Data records
>>>>
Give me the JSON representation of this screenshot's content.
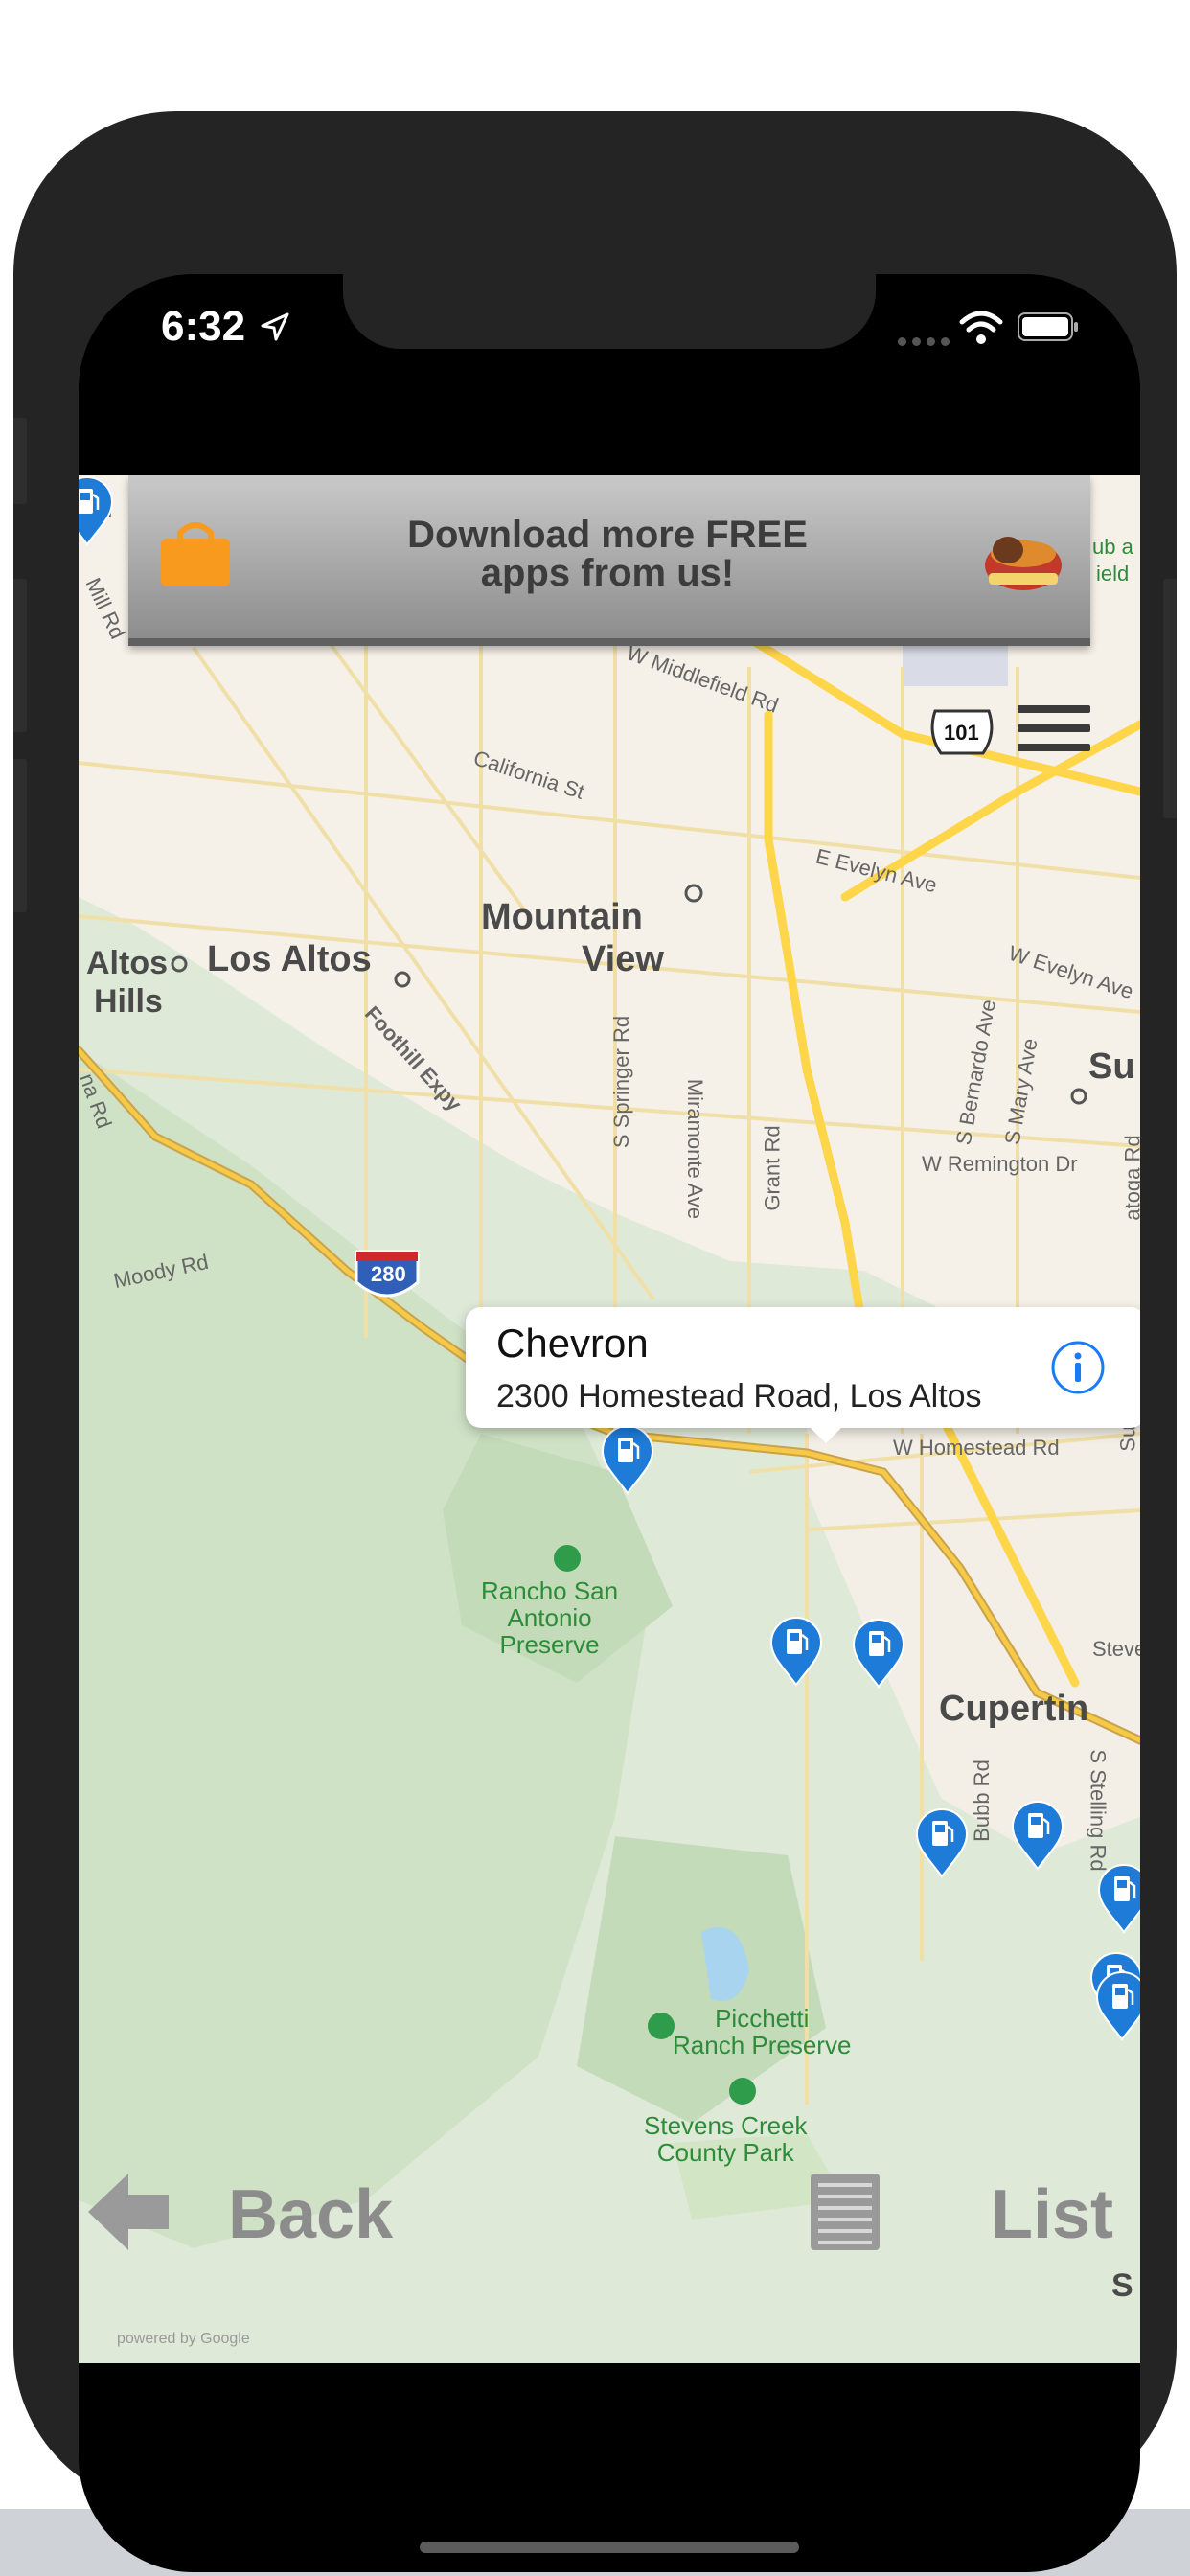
{
  "status_bar": {
    "time": "6:32"
  },
  "ad_banner": {
    "line1": "Download more FREE",
    "line2": "apps from us!"
  },
  "map": {
    "cities": {
      "mountain_view_1": "Mountain",
      "mountain_view_2": "View",
      "los_altos": "Los Altos",
      "altos_hills_1": "Altos",
      "altos_hills_2": "Hills",
      "cupertino": "Cupertin",
      "sunnyvale": "Su",
      "top_left": "rd",
      "bottom_right": "S"
    },
    "streets": {
      "middlefield": "W Middlefield Rd",
      "california": "California St",
      "evelyn": "E Evelyn Ave",
      "w_evelyn": "W Evelyn Ave",
      "foothill": "Foothill Expy",
      "springer": "S Springer Rd",
      "miramonte": "Miramonte Ave",
      "grant": "Grant Rd",
      "bernardo": "S Bernardo Ave",
      "mary": "S Mary Ave",
      "remington": "W Remington Dr",
      "moody": "Moody Rd",
      "homestead": "W Homestead Rd",
      "bubb": "Bubb Rd",
      "stelling": "S Stelling Rd",
      "steve": "Steve",
      "mill": "Mill Rd",
      "na": "na Rd",
      "hub": "ub a",
      "ield": "ield",
      "atoga": "atoga Rd",
      "sunn": "Sunn"
    },
    "highways": {
      "i280": "280",
      "us101": "101"
    },
    "parks": {
      "rancho": "Rancho San\nAntonio\nPreserve",
      "picchetti": "Picchetti\nRanch Preserve",
      "stevens": "Stevens Creek\nCounty Park"
    },
    "powered_by": "powered by Google"
  },
  "callout": {
    "title": "Chevron",
    "address": "2300 Homestead Road, Los Altos"
  },
  "controls": {
    "back_label": "Back",
    "list_label": "List"
  },
  "colors": {
    "pin": "#1e7bd8",
    "highway": "#f5cc3a",
    "info": "#1a7cf5"
  }
}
<<<<
» **Work required**: Where a line of the data holds "Homestead", show that line.

» **Result of this task**:
      "homestead": "W Homestead Rd",
    "address": "2300 Homestead Road, Los Altos"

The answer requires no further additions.